>> BEGIN Records

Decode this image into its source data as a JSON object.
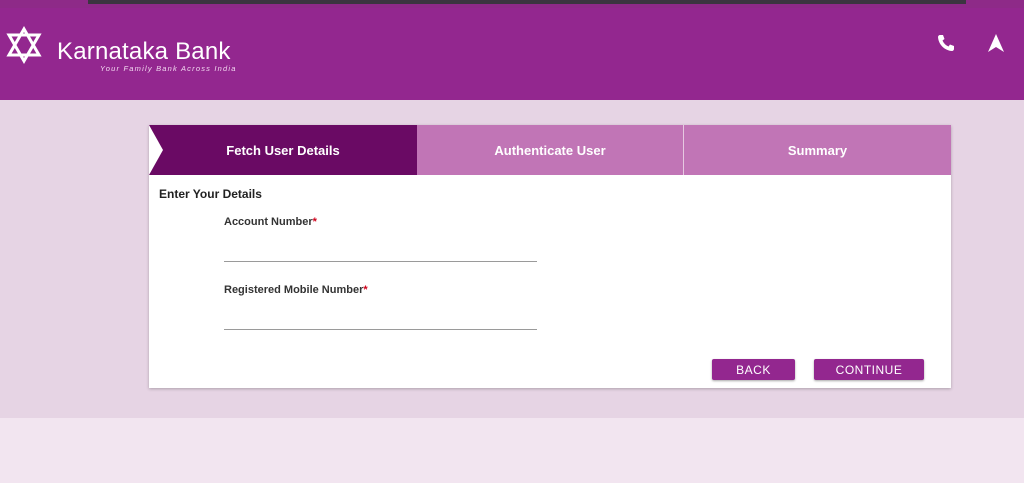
{
  "header": {
    "bank_name": "Karnataka Bank",
    "tagline": "Your Family Bank Across India",
    "icons": [
      "star-of-david-logo-icon",
      "phone-icon",
      "navigation-arrow-icon"
    ],
    "colors": {
      "primary": "#93278f",
      "active_step": "#6a0a64",
      "inactive_step": "#c175b6"
    }
  },
  "steps": [
    {
      "label": "Fetch User Details",
      "active": true
    },
    {
      "label": "Authenticate User",
      "active": false
    },
    {
      "label": "Summary",
      "active": false
    }
  ],
  "form": {
    "section_title": "Enter Your Details",
    "fields": [
      {
        "label": "Account Number",
        "required_mark": "*",
        "value": ""
      },
      {
        "label": "Registered Mobile Number",
        "required_mark": "*",
        "value": ""
      }
    ],
    "back_label": "BACK",
    "continue_label": "CONTINUE"
  }
}
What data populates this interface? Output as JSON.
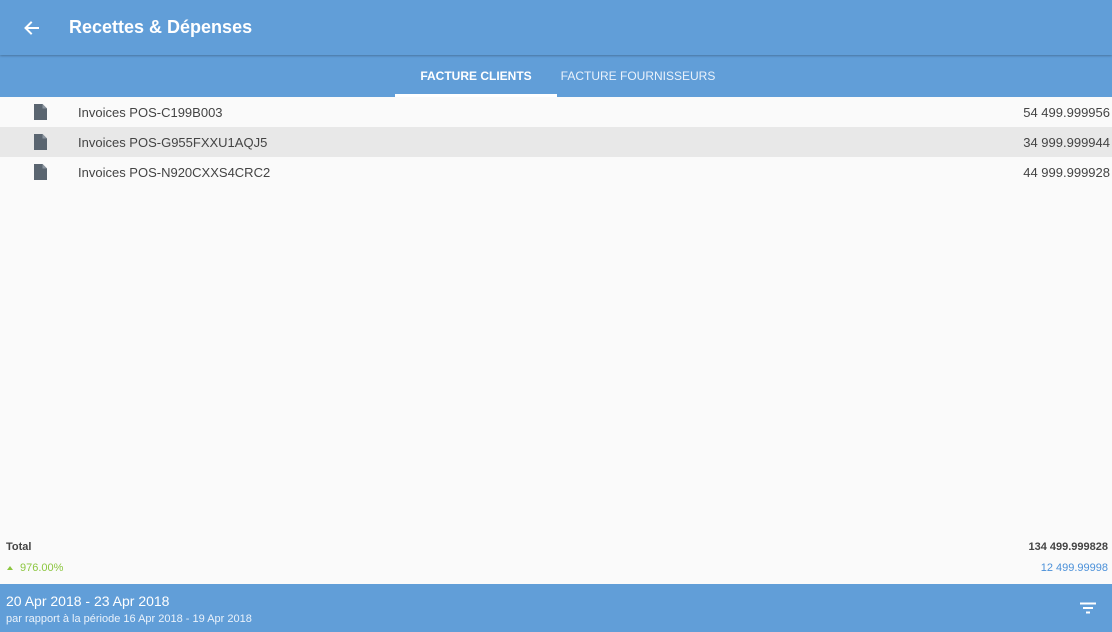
{
  "appbar": {
    "title": "Recettes & Dépenses",
    "back_icon": "arrow-left-icon"
  },
  "tabs": [
    {
      "label": "FACTURE CLIENTS",
      "active": true
    },
    {
      "label": "FACTURE FOURNISSEURS",
      "active": false
    }
  ],
  "invoices": [
    {
      "icon": "document-icon",
      "label": "Invoices POS-C199B003",
      "amount": "54 499.999956"
    },
    {
      "icon": "document-icon",
      "label": "Invoices POS-G955FXXU1AQJ5",
      "amount": "34 999.999944"
    },
    {
      "icon": "document-icon",
      "label": "Invoices POS-N920CXXS4CRC2",
      "amount": "44 999.999928"
    }
  ],
  "summary": {
    "total_label": "Total",
    "total_amount": "134 499.999828",
    "trend_percent": "976.00%",
    "previous_amount": "12 499.99998"
  },
  "footer": {
    "date_range": "20 Apr 2018 - 23 Apr 2018",
    "comparison": "par rapport à la période 16 Apr 2018 - 19 Apr 2018",
    "filter_icon": "filter-icon"
  },
  "colors": {
    "primary": "#619ed8",
    "trend_up": "#8cc63f",
    "previous_amount": "#4a90d9",
    "text": "#444444"
  }
}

>> END Records

In the material above, show every line where the word "Number" turns up.

        "label": "Account Number",
        "label": "Registered Mobile Number",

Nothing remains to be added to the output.